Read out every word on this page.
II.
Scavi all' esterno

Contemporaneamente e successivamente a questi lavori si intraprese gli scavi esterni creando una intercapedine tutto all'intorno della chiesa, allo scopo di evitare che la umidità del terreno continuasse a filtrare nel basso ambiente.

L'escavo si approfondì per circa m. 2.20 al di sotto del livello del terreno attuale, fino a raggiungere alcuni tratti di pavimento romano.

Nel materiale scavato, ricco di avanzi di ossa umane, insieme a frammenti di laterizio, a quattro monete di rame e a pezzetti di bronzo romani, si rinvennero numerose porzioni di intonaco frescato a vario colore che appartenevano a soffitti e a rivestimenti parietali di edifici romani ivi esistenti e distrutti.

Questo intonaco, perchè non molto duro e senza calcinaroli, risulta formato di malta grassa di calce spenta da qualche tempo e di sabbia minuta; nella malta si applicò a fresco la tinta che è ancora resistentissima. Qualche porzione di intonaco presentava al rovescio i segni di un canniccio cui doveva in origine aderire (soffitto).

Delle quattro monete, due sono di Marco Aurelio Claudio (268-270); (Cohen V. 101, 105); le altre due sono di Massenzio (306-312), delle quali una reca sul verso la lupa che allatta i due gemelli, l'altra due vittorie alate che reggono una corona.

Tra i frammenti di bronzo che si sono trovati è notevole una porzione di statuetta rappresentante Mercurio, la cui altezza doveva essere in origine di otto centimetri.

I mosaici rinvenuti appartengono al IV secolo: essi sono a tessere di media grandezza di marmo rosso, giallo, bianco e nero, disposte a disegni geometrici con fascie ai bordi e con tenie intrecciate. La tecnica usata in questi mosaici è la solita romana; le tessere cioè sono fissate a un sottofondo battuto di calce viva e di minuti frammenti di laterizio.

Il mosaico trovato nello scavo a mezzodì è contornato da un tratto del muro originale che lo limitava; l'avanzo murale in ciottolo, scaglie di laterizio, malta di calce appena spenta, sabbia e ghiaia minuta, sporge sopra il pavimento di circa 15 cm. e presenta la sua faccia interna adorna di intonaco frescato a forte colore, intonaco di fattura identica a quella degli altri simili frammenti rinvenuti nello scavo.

+++

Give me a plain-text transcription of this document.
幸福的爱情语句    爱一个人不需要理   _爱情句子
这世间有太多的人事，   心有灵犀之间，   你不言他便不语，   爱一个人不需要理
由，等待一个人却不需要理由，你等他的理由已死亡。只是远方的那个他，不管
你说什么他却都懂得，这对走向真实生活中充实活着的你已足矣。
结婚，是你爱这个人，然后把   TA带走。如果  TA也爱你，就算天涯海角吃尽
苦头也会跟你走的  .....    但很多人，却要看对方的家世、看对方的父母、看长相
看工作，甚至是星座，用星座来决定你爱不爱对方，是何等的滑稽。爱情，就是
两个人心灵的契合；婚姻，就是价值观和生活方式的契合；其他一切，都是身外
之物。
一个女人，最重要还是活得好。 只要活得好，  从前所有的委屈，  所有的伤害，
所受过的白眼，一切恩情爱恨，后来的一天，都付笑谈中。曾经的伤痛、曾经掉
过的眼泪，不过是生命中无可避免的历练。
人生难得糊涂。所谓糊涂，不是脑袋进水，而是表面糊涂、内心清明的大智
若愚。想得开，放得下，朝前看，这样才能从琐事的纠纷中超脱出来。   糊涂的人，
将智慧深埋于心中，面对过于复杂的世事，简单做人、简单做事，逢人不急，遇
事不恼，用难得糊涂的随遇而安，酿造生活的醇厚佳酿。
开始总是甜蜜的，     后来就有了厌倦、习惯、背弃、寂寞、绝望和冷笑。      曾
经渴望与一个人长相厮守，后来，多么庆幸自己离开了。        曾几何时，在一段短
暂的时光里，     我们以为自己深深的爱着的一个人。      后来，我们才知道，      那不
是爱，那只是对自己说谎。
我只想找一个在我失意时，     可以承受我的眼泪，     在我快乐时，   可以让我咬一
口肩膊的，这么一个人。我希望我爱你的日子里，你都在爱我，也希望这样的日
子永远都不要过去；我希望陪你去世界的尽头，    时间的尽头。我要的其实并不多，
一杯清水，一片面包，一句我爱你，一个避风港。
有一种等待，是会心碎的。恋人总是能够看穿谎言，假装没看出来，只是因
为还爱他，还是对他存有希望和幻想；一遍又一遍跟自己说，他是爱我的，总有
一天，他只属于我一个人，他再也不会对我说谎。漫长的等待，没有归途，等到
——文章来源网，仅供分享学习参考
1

+++

### [THE TASK]
Set out every line from the material that contains the string "爱一个人不需要理".

### [TASK SOLUTION]
幸福的爱情语句    爱一个人不需要理   _爱情句子
这世间有太多的人事，   心有灵犀之间，   你不言他便不语，   爱一个人不需要理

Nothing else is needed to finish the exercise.